- **TASK DESCRIPTION**: Copy each line of the entries beneath that contains the word "this".

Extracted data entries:
......

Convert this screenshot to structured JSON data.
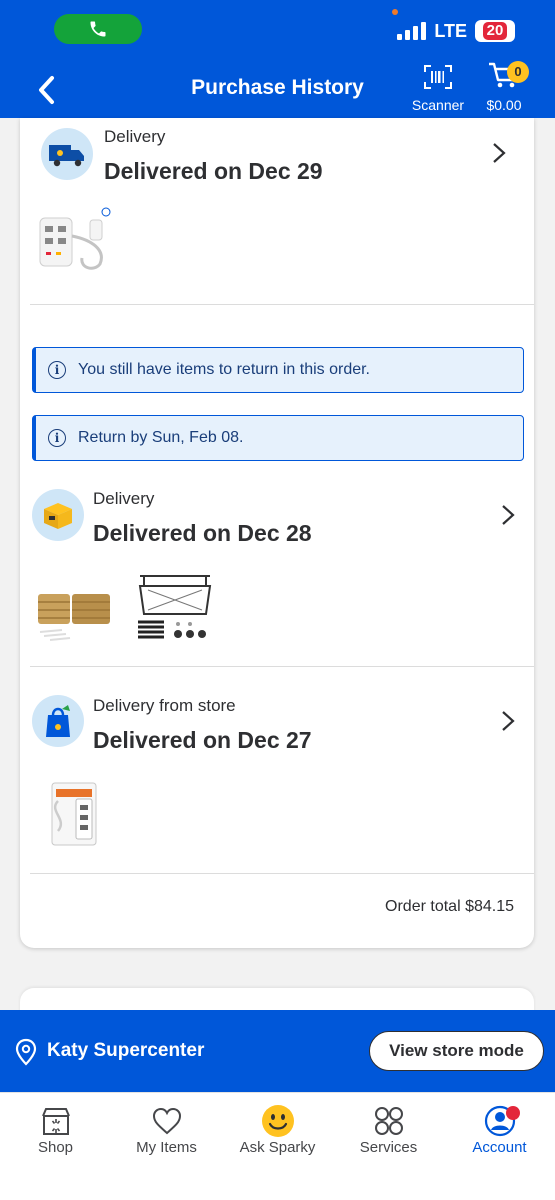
{
  "status_bar": {
    "network": "LTE",
    "battery": "20"
  },
  "header": {
    "title": "Purchase History",
    "scanner_label": "Scanner",
    "cart_count": "0",
    "cart_total": "$0.00"
  },
  "shipments": [
    {
      "type": "Delivery",
      "status": "Delivered on Dec 29"
    },
    {
      "type": "Delivery",
      "status": "Delivered on Dec 28"
    },
    {
      "type": "Delivery from store",
      "status": "Delivered on Dec 27"
    }
  ],
  "notices": [
    "You still have items to return in this order.",
    "Return by Sun, Feb 08."
  ],
  "order_total": "Order total $84.15",
  "store_bar": {
    "store_name": "Katy Supercenter",
    "button_label": "View store mode"
  },
  "bottom_nav": [
    {
      "label": "Shop",
      "icon": "store-icon"
    },
    {
      "label": "My Items",
      "icon": "heart-icon"
    },
    {
      "label": "Ask Sparky",
      "icon": "sparky-smiley-icon"
    },
    {
      "label": "Services",
      "icon": "services-grid-icon"
    },
    {
      "label": "Account",
      "icon": "account-icon",
      "active": true
    }
  ],
  "colors": {
    "brand_blue": "#0057d9",
    "spark_yellow": "#ffc220",
    "call_green": "#14a33a",
    "alert_red": "#e3263a"
  }
}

......

- **TASK OUTPUT**:
Convert this screenshot to structured JSON data.
    "You still have items to return in this order.",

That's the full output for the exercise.